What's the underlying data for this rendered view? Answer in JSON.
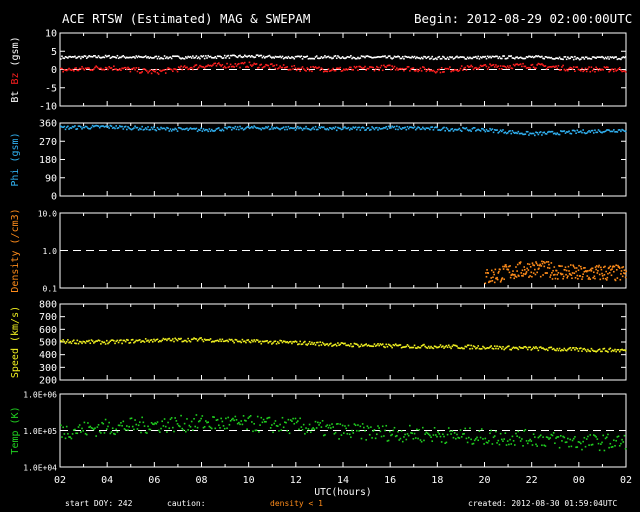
{
  "header": {
    "title": "ACE RTSW (Estimated) MAG & SWEPAM",
    "begin": "Begin: 2012-08-29 02:00:00UTC"
  },
  "footer": {
    "start_doy": "start DOY: 242",
    "caution": "caution:",
    "density_note": "density < 1",
    "created": "created: 2012-08-30 01:59:04UTC"
  },
  "colors": {
    "bt": "#ffffff",
    "bz": "#ff2020",
    "phi": "#30b0f0",
    "density": "#ff8c1a",
    "speed": "#f0f020",
    "temp": "#20d020",
    "axis": "#ffffff"
  },
  "chart_data": [
    {
      "type": "scatter",
      "panel": "mag-bt-bz",
      "ylabel_parts": [
        "Bt",
        "Bz",
        "(gsm)"
      ],
      "ylim": [
        -10,
        10
      ],
      "yticks": [
        "10",
        "5",
        "0",
        "-5",
        "-10"
      ],
      "reference_line": 0,
      "series": [
        {
          "name": "Bt",
          "x": [
            2,
            4,
            6,
            8,
            10,
            12,
            14,
            16,
            18,
            20,
            22,
            24,
            26
          ],
          "values": [
            3.5,
            3.7,
            3.5,
            3.6,
            3.8,
            3.5,
            3.6,
            3.5,
            3.4,
            3.5,
            3.6,
            3.3,
            3.4
          ]
        },
        {
          "name": "Bz",
          "x": [
            2,
            4,
            6,
            8,
            10,
            12,
            14,
            16,
            18,
            20,
            22,
            24,
            26
          ],
          "values": [
            0,
            0.8,
            -0.5,
            1.2,
            1.5,
            0.5,
            0.2,
            0.8,
            0,
            1,
            1.3,
            0.3,
            0.2
          ]
        }
      ]
    },
    {
      "type": "scatter",
      "panel": "mag-phi",
      "ylabel": "Phi (gsm)",
      "ylim": [
        0,
        360
      ],
      "yticks": [
        "360",
        "270",
        "180",
        "90",
        "0"
      ],
      "series": [
        {
          "name": "Phi",
          "x": [
            2,
            4,
            6,
            8,
            10,
            12,
            14,
            16,
            18,
            20,
            22,
            24,
            26
          ],
          "values": [
            340,
            345,
            335,
            330,
            340,
            338,
            335,
            340,
            335,
            330,
            310,
            320,
            330
          ]
        }
      ]
    },
    {
      "type": "scatter",
      "panel": "density",
      "ylabel": "Density (/cm3)",
      "scale": "log",
      "ylim": [
        0.1,
        10.0
      ],
      "yticks": [
        "10.0",
        "1.0",
        "0.1"
      ],
      "reference_line": 1.0,
      "series": [
        {
          "name": "Density",
          "x": [
            20,
            21,
            22,
            23,
            24,
            25,
            26
          ],
          "values": [
            0.2,
            0.28,
            0.35,
            0.3,
            0.25,
            0.27,
            0.25
          ]
        }
      ]
    },
    {
      "type": "scatter",
      "panel": "speed",
      "ylabel": "Speed (km/s)",
      "ylim": [
        200,
        800
      ],
      "yticks": [
        "800",
        "700",
        "600",
        "500",
        "400",
        "300",
        "200"
      ],
      "series": [
        {
          "name": "Speed",
          "x": [
            2,
            4,
            6,
            8,
            10,
            12,
            14,
            16,
            18,
            20,
            22,
            24,
            26
          ],
          "values": [
            510,
            505,
            520,
            525,
            510,
            500,
            485,
            475,
            470,
            465,
            455,
            445,
            440
          ]
        }
      ]
    },
    {
      "type": "scatter",
      "panel": "temp",
      "ylabel": "Temp (K)",
      "scale": "log",
      "ylim": [
        10000,
        1000000
      ],
      "yticks": [
        "1.0E+06",
        "1.0E+05",
        "1.0E+04"
      ],
      "reference_line": 100000,
      "series": [
        {
          "name": "Temp",
          "x": [
            2,
            4,
            6,
            8,
            10,
            12,
            14,
            16,
            18,
            20,
            22,
            24,
            26
          ],
          "values": [
            100000,
            130000,
            150000,
            170000,
            160000,
            140000,
            100000,
            90000,
            80000,
            70000,
            65000,
            50000,
            50000
          ]
        }
      ]
    }
  ],
  "xaxis": {
    "label": "UTC(hours)",
    "ticks": [
      "02",
      "04",
      "06",
      "08",
      "10",
      "12",
      "14",
      "16",
      "18",
      "20",
      "22",
      "00",
      "02"
    ],
    "range": [
      2,
      26
    ]
  }
}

---------------

▶ _Set problem_: Using the material above, set down every line exactly, but skip the pictures.

▶ _Written reply_:
What's the underlying data for this rendered view? Answer in JSON.
{
  "header": {
    "title": "ACE RTSW (Estimated) MAG & SWEPAM",
    "begin": "Begin: 2012-08-29 02:00:00UTC"
  },
  "footer": {
    "start_doy": "start DOY: 242",
    "caution": "caution:",
    "density_note": "density < 1",
    "created": "created: 2012-08-30 01:59:04UTC"
  },
  "colors": {
    "bt": "#ffffff",
    "bz": "#ff2020",
    "phi": "#30b0f0",
    "density": "#ff8c1a",
    "speed": "#f0f020",
    "temp": "#20d020",
    "axis": "#ffffff"
  },
  "chart_data": [
    {
      "type": "scatter",
      "panel": "mag-bt-bz",
      "ylabel_parts": [
        "Bt",
        "Bz",
        "(gsm)"
      ],
      "ylim": [
        -10,
        10
      ],
      "yticks": [
        "10",
        "5",
        "0",
        "-5",
        "-10"
      ],
      "reference_line": 0,
      "series": [
        {
          "name": "Bt",
          "x": [
            2,
            4,
            6,
            8,
            10,
            12,
            14,
            16,
            18,
            20,
            22,
            24,
            26
          ],
          "values": [
            3.5,
            3.7,
            3.5,
            3.6,
            3.8,
            3.5,
            3.6,
            3.5,
            3.4,
            3.5,
            3.6,
            3.3,
            3.4
          ]
        },
        {
          "name": "Bz",
          "x": [
            2,
            4,
            6,
            8,
            10,
            12,
            14,
            16,
            18,
            20,
            22,
            24,
            26
          ],
          "values": [
            0,
            0.8,
            -0.5,
            1.2,
            1.5,
            0.5,
            0.2,
            0.8,
            0,
            1,
            1.3,
            0.3,
            0.2
          ]
        }
      ]
    },
    {
      "type": "scatter",
      "panel": "mag-phi",
      "ylabel": "Phi (gsm)",
      "ylim": [
        0,
        360
      ],
      "yticks": [
        "360",
        "270",
        "180",
        "90",
        "0"
      ],
      "series": [
        {
          "name": "Phi",
          "x": [
            2,
            4,
            6,
            8,
            10,
            12,
            14,
            16,
            18,
            20,
            22,
            24,
            26
          ],
          "values": [
            340,
            345,
            335,
            330,
            340,
            338,
            335,
            340,
            335,
            330,
            310,
            320,
            330
          ]
        }
      ]
    },
    {
      "type": "scatter",
      "panel": "density",
      "ylabel": "Density (/cm3)",
      "scale": "log",
      "ylim": [
        0.1,
        10.0
      ],
      "yticks": [
        "10.0",
        "1.0",
        "0.1"
      ],
      "reference_line": 1.0,
      "series": [
        {
          "name": "Density",
          "x": [
            20,
            21,
            22,
            23,
            24,
            25,
            26
          ],
          "values": [
            0.2,
            0.28,
            0.35,
            0.3,
            0.25,
            0.27,
            0.25
          ]
        }
      ]
    },
    {
      "type": "scatter",
      "panel": "speed",
      "ylabel": "Speed (km/s)",
      "ylim": [
        200,
        800
      ],
      "yticks": [
        "800",
        "700",
        "600",
        "500",
        "400",
        "300",
        "200"
      ],
      "series": [
        {
          "name": "Speed",
          "x": [
            2,
            4,
            6,
            8,
            10,
            12,
            14,
            16,
            18,
            20,
            22,
            24,
            26
          ],
          "values": [
            510,
            505,
            520,
            525,
            510,
            500,
            485,
            475,
            470,
            465,
            455,
            445,
            440
          ]
        }
      ]
    },
    {
      "type": "scatter",
      "panel": "temp",
      "ylabel": "Temp (K)",
      "scale": "log",
      "ylim": [
        10000,
        1000000
      ],
      "yticks": [
        "1.0E+06",
        "1.0E+05",
        "1.0E+04"
      ],
      "reference_line": 100000,
      "series": [
        {
          "name": "Temp",
          "x": [
            2,
            4,
            6,
            8,
            10,
            12,
            14,
            16,
            18,
            20,
            22,
            24,
            26
          ],
          "values": [
            100000,
            130000,
            150000,
            170000,
            160000,
            140000,
            100000,
            90000,
            80000,
            70000,
            65000,
            50000,
            50000
          ]
        }
      ]
    }
  ],
  "xaxis": {
    "label": "UTC(hours)",
    "ticks": [
      "02",
      "04",
      "06",
      "08",
      "10",
      "12",
      "14",
      "16",
      "18",
      "20",
      "22",
      "00",
      "02"
    ],
    "range": [
      2,
      26
    ]
  }
}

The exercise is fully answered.